All of the data below should be written out exactly.

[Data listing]
..............................

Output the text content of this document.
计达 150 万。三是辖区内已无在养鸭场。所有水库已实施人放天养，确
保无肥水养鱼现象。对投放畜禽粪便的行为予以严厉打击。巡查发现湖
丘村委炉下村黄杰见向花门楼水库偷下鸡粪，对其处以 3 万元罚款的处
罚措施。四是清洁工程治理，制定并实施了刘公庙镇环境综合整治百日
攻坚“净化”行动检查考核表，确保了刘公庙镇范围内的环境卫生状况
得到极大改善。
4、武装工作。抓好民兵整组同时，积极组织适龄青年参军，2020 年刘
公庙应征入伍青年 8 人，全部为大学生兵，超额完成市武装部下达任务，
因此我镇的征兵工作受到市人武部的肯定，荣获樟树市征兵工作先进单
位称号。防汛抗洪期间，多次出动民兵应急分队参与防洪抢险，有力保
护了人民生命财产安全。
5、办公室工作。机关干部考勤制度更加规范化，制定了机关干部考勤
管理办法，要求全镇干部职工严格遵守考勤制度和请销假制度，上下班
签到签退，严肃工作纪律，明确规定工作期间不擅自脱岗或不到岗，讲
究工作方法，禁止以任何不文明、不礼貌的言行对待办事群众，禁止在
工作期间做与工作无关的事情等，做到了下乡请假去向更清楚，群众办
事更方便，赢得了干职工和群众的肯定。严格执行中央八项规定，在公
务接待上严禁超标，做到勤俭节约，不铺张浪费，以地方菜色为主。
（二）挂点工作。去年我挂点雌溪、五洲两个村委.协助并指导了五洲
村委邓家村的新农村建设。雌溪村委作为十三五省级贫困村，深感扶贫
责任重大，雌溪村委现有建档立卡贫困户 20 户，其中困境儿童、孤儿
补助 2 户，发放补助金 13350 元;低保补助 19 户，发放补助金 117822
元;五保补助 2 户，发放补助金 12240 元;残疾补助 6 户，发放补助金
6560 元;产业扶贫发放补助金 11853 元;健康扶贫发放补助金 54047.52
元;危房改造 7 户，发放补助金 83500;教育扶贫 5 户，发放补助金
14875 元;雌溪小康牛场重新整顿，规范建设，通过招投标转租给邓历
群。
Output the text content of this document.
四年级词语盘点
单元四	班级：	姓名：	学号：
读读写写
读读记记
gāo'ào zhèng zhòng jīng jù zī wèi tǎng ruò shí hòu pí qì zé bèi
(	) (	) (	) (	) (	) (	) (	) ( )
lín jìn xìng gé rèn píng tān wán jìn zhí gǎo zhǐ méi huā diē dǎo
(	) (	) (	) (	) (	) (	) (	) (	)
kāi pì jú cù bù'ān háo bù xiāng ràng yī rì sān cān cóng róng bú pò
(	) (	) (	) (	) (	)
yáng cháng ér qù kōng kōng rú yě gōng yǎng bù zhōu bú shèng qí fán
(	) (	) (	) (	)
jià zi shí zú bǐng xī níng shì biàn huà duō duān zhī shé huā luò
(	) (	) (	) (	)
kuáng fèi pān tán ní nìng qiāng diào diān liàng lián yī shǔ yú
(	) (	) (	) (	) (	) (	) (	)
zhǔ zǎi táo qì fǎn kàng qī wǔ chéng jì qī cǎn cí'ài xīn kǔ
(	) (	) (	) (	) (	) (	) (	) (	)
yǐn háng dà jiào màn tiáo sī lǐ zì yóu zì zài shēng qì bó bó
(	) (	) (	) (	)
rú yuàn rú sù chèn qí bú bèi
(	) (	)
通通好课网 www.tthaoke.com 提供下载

..............................

* EXERCISE OUTPUT:
Output the text content of this document.
计达 150 万。三是辖区内已无在养鸭场。所有水库已实施人放天养，确
保无肥水养鱼现象。对投放畜禽粪便的行为予以严厉打击。巡查发现湖
丘村委炉下村黄杰见向花门楼水库偷下鸡粪，对其处以 3 万元罚款的处
罚措施。四是清洁工程治理，制定并实施了刘公庙镇环境综合整治百日
攻坚“净化”行动检查考核表，确保了刘公庙镇范围内的环境卫生状况
得到极大改善。
4、武装工作。抓好民兵整组同时，积极组织适龄青年参军，2020 年刘
公庙应征入伍青年 8 人，全部为大学生兵，超额完成市武装部下达任务，
因此我镇的征兵工作受到市人武部的肯定，荣获樟树市征兵工作先进单
位称号。防汛抗洪期间，多次出动民兵应急分队参与防洪抢险，有力保
护了人民生命财产安全。
5、办公室工作。机关干部考勤制度更加规范化，制定了机关干部考勤
管理办法，要求全镇干部职工严格遵守考勤制度和请销假制度，上下班
签到签退，严肃工作纪律，明确规定工作期间不擅自脱岗或不到岗，讲
究工作方法，禁止以任何不文明、不礼貌的言行对待办事群众，禁止在
工作期间做与工作无关的事情等，做到了下乡请假去向更清楚，群众办
事更方便，赢得了干职工和群众的肯定。严格执行中央八项规定，在公
务接待上严禁超标，做到勤俭节约，不铺张浪费，以地方菜色为主。
（二）挂点工作。去年我挂点雌溪、五洲两个村委.协助并指导了五洲
村委邓家村的新农村建设。雌溪村委作为十三五省级贫困村，深感扶贫
责任重大，雌溪村委现有建档立卡贫困户 20 户，其中困境儿童、孤儿
补助 2 户，发放补助金 13350 元;低保补助 19 户，发放补助金 117822
元;五保补助 2 户，发放补助金 12240 元;残疾补助 6 户，发放补助金
6560 元;产业扶贫发放补助金 11853 元;健康扶贫发放补助金 54047.52
元;危房改造 7 户，发放补助金 83500;教育扶贫 5 户，发放补助金
14875 元;雌溪小康牛场重新整顿，规范建设，通过招投标转租给邓历
群。
Output the text content of this document.
四年级词语盘点
单元四	班级：	姓名：	学号：
读读写写
读读记记
gāo'ào zhèng zhòng jīng jù zī wèi tǎng ruò shí hòu pí qì zé bèi
(	) (	) (	) (	) (	) (	) (	) ( )
lín jìn xìng gé rèn píng tān wán jìn zhí gǎo zhǐ méi huā diē dǎo
(	) (	) (	) (	) (	) (	) (	) (	)
kāi pì jú cù bù'ān háo bù xiāng ràng yī rì sān cān cóng róng bú pò
(	) (	) (	) (	) (	)
yáng cháng ér qù kōng kōng rú yě gōng yǎng bù zhōu bú shèng qí fán
(	) (	) (	) (	)
jià zi shí zú bǐng xī níng shì biàn huà duō duān zhī shé huā luò
(	) (	) (	) (	)
kuáng fèi pān tán ní nìng qiāng diào diān liàng lián yī shǔ yú
(	) (	) (	) (	) (	) (	) (	)
zhǔ zǎi táo qì fǎn kàng qī wǔ chéng jì qī cǎn cí'ài xīn kǔ
(	) (	) (	) (	) (	) (	) (	) (	)
yǐn háng dà jiào màn tiáo sī lǐ zì yóu zì zài shēng qì bó bó
(	) (	) (	) (	)
rú yuàn rú sù chèn qí bú bèi
(	) (	)
通通好课网 www.tthaoke.com 提供下载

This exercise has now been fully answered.